*Brief:* Copy out each line of the material below that holds the string "data".

Items from a figure collection:
-.-.-
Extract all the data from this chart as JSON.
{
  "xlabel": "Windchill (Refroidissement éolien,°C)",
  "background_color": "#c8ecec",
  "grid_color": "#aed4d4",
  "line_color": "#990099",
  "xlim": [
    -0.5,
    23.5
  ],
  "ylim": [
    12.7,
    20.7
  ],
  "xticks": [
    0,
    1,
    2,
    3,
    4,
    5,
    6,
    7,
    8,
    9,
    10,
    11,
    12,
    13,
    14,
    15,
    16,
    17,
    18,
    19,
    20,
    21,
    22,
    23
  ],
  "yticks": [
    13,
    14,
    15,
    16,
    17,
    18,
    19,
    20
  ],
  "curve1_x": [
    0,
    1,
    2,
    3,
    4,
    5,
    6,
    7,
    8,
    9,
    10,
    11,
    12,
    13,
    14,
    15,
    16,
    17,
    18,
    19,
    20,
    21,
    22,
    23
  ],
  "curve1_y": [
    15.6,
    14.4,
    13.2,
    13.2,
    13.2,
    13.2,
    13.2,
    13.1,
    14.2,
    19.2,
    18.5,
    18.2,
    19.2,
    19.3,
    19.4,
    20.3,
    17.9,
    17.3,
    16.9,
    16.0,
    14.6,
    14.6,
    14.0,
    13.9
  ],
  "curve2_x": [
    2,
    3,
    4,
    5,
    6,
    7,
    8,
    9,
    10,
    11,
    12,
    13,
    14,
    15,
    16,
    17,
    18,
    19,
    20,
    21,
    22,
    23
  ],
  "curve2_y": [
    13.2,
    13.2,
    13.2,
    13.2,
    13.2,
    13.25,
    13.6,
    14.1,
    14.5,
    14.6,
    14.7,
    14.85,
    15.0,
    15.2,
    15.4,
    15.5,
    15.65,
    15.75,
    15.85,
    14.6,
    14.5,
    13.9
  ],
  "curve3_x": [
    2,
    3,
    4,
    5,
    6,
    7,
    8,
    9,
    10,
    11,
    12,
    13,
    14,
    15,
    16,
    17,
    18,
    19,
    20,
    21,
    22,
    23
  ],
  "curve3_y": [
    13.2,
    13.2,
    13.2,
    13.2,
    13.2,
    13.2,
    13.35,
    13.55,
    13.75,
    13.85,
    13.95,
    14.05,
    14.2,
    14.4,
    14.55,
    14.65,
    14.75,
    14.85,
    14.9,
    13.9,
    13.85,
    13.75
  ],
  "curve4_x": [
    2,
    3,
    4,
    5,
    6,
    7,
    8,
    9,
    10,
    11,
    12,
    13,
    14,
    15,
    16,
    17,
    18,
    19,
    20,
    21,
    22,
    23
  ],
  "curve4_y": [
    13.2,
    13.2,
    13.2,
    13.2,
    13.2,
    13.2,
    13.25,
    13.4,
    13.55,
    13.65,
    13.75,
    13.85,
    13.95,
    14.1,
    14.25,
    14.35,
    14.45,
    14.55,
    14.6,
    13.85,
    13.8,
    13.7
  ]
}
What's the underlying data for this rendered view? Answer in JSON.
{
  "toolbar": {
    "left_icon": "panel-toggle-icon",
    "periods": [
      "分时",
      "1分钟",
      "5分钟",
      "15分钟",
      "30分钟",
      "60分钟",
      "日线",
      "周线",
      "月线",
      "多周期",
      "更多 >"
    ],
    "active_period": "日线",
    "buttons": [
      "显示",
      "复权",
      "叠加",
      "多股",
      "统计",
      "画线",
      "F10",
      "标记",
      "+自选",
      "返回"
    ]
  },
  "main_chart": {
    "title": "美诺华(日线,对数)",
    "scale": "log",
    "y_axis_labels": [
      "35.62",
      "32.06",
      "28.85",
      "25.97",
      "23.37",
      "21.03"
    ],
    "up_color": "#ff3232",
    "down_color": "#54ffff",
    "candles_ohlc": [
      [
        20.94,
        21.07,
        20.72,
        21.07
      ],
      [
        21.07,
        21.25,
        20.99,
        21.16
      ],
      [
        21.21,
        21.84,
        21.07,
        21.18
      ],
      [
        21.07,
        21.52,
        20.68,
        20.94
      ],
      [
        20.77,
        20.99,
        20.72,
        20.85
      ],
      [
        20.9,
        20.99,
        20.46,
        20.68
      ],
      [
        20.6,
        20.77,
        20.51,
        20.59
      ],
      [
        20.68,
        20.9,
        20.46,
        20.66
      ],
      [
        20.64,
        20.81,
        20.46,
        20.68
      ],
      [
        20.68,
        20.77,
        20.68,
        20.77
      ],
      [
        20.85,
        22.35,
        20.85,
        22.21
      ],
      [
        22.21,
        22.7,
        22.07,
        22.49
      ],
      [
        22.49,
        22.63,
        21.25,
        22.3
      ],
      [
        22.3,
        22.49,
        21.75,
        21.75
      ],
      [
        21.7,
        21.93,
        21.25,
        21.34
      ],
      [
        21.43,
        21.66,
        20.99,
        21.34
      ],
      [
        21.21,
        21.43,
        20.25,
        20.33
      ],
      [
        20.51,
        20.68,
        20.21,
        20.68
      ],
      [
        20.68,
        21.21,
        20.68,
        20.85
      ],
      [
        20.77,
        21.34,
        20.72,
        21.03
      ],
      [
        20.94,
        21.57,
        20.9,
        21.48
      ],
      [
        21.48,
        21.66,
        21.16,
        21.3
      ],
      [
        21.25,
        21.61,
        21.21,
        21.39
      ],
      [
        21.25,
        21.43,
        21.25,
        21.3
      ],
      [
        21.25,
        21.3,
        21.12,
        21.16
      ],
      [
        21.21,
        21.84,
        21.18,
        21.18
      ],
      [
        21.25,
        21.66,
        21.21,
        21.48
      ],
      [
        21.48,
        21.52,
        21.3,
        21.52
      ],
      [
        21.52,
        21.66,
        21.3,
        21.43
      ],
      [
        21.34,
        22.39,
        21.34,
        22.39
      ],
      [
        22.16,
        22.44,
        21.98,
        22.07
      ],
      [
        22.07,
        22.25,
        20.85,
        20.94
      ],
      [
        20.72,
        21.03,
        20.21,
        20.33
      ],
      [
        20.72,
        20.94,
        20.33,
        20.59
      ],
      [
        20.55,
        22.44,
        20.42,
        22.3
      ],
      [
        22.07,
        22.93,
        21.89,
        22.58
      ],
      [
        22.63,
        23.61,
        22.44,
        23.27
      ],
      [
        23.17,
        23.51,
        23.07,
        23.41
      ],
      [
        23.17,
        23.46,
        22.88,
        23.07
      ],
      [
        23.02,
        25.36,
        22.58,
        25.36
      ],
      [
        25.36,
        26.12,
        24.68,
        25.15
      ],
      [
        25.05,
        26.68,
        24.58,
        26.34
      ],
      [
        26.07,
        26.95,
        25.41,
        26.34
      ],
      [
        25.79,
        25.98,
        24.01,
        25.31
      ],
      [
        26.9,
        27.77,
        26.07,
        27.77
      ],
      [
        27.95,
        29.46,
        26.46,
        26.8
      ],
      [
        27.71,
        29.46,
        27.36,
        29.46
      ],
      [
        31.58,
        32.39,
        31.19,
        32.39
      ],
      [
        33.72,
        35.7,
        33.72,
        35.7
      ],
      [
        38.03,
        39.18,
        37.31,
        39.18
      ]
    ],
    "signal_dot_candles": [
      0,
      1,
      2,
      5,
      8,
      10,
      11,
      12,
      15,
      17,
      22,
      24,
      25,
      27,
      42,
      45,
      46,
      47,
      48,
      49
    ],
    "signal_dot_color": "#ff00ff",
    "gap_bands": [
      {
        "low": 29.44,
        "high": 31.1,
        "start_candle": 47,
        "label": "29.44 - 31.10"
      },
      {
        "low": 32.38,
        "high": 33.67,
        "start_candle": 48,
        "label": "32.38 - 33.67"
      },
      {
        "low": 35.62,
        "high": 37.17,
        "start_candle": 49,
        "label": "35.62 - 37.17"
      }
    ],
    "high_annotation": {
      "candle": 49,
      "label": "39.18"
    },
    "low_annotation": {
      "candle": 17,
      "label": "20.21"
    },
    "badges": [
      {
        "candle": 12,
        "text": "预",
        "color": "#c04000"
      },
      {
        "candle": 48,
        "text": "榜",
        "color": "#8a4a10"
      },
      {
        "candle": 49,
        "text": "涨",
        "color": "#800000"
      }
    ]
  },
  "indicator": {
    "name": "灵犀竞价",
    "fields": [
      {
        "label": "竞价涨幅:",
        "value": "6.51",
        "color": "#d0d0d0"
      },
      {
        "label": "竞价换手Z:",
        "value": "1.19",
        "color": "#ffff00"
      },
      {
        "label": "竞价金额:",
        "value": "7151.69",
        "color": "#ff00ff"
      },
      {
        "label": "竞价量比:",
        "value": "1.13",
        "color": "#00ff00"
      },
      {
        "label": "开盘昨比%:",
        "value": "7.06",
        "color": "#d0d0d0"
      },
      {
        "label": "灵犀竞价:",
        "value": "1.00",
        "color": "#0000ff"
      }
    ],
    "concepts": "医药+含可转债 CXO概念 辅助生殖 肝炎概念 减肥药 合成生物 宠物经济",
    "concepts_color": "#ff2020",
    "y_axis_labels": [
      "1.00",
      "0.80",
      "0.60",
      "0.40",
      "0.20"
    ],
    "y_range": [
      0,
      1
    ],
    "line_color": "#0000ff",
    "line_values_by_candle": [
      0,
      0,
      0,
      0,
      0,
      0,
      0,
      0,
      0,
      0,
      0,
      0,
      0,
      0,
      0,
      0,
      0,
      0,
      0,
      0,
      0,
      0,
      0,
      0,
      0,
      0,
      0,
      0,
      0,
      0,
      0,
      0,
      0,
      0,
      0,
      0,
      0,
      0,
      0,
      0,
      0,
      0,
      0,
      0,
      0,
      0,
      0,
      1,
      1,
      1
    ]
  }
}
-.-.-
*Answer to this exercise:*
Extract all the data from this chart as JSON.
What's the underlying data for this rendered view? Answer in JSON.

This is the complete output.